REQUIRED TASK:
Gather each line of the records where "изменений" appears.

AVAILABLE RECORDS:
** Start **

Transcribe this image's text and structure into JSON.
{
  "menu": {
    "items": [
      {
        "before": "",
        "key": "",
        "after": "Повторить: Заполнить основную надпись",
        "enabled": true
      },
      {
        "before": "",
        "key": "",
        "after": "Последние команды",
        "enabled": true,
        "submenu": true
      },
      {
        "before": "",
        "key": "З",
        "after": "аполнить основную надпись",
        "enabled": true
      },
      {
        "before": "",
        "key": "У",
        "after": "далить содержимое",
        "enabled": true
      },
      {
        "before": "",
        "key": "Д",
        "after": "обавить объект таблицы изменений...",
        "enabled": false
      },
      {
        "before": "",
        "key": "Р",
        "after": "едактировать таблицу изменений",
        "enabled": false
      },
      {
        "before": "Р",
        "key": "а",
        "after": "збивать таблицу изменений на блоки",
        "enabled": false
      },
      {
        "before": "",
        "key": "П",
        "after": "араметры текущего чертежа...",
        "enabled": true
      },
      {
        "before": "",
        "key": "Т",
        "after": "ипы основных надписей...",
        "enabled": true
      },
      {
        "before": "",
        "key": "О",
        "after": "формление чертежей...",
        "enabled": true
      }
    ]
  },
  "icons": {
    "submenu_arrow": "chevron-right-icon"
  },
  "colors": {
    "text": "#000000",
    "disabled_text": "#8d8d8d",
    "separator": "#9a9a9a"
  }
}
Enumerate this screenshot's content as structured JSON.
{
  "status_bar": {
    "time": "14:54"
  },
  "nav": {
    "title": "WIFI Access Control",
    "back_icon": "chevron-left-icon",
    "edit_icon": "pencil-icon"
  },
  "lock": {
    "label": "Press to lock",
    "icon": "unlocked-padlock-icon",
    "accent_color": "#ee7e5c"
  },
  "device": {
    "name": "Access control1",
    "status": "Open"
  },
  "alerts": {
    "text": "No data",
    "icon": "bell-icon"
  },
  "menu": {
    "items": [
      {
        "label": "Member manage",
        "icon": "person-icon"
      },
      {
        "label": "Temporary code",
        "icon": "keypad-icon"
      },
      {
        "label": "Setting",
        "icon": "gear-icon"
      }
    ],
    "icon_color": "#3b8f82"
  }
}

** End **

SOLUTION TO THE PROBLEM:
        "after": "обавить объект таблицы изменений...",
        "after": "едактировать таблицу изменений",
        "after": "збивать таблицу изменений на блоки",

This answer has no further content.